Information provided:

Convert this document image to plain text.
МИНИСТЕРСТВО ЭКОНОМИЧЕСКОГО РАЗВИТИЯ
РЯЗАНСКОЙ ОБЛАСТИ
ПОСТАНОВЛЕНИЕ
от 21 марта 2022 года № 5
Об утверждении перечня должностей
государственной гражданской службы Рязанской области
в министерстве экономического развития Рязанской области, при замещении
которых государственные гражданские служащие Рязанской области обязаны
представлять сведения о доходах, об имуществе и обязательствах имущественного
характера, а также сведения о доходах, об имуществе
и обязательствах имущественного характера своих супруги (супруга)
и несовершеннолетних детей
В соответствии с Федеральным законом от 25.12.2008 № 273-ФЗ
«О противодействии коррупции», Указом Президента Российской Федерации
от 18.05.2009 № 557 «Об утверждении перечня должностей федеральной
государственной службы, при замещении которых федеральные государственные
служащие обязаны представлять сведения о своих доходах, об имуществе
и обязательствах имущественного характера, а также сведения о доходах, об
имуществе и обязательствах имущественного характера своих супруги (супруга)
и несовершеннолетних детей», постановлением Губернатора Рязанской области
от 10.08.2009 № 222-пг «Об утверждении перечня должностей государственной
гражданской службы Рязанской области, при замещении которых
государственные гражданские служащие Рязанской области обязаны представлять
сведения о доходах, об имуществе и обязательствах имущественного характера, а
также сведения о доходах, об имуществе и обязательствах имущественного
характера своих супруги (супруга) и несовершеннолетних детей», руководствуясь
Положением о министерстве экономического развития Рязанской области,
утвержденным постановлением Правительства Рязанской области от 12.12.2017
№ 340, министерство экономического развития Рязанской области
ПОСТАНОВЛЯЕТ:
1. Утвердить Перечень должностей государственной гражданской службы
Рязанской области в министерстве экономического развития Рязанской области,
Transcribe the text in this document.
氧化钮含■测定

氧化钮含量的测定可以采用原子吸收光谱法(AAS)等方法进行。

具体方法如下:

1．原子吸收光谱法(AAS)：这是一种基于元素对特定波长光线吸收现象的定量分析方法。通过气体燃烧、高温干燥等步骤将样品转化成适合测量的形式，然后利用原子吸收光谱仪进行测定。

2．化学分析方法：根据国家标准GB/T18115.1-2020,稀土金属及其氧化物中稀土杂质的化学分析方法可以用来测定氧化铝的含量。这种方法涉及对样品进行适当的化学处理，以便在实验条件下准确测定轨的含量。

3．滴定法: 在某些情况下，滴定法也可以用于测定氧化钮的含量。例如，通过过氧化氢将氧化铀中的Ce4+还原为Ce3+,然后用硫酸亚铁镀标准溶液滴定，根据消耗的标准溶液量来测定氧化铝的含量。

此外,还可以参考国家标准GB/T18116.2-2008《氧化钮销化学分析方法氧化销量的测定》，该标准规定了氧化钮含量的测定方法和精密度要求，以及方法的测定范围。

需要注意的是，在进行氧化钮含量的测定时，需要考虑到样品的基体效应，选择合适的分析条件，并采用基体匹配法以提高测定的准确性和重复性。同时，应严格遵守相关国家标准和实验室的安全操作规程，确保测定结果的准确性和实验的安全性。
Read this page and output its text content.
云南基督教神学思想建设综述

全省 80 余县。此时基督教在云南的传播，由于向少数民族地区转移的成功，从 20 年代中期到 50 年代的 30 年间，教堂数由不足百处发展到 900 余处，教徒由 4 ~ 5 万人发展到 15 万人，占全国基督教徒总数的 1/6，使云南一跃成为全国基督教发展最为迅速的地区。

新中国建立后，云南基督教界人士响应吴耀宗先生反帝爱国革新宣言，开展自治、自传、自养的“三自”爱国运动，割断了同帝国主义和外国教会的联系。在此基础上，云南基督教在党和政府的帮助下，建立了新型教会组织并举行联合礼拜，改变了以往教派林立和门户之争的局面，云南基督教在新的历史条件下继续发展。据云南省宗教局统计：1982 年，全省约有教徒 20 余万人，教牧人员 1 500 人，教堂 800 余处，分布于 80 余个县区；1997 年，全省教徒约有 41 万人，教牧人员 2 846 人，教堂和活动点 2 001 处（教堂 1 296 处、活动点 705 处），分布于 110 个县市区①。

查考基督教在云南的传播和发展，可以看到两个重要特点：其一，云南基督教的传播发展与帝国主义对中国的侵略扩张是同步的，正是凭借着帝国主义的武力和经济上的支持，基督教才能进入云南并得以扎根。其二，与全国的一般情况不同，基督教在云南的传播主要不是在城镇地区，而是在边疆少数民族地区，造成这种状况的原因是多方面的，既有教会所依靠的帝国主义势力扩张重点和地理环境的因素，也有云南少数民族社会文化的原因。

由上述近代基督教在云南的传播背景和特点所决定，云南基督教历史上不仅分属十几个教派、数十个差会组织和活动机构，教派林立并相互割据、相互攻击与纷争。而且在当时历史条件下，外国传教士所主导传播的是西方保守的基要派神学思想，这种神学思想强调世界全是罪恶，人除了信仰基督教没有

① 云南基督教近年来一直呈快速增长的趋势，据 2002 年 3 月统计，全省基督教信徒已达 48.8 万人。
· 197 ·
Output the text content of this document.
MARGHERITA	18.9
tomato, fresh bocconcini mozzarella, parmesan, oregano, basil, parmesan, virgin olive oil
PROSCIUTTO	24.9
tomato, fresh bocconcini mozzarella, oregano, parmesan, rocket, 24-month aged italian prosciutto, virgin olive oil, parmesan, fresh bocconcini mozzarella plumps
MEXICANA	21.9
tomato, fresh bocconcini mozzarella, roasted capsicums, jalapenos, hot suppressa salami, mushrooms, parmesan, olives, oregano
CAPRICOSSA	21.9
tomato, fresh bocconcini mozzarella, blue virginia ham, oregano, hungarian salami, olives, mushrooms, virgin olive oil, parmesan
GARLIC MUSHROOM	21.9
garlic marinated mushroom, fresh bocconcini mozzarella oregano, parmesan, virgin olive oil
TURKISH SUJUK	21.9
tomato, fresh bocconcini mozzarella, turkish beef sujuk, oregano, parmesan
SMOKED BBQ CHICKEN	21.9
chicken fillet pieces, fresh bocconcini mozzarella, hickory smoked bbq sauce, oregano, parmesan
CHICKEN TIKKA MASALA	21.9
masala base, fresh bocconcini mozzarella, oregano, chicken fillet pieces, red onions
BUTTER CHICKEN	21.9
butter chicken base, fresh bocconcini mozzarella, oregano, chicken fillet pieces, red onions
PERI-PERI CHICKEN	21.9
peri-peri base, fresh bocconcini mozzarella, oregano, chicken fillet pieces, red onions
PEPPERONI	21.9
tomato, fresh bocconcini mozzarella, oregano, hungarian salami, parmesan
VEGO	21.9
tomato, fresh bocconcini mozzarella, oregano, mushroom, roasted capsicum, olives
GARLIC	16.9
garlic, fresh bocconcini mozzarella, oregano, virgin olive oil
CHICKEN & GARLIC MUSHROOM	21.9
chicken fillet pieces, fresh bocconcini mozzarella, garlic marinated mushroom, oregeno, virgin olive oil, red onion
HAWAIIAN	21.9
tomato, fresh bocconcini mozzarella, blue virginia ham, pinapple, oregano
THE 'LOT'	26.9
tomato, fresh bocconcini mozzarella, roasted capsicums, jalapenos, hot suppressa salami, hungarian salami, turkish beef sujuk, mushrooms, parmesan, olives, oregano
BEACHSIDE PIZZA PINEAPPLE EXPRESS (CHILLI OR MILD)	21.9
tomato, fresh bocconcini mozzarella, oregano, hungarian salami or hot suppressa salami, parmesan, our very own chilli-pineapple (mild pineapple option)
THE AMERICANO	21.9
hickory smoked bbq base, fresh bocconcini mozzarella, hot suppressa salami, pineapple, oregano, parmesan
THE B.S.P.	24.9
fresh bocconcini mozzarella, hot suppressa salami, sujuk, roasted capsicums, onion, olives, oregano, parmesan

To do: Tally the lines in the listing that hold "характера" and report the number alone.

Reply: 6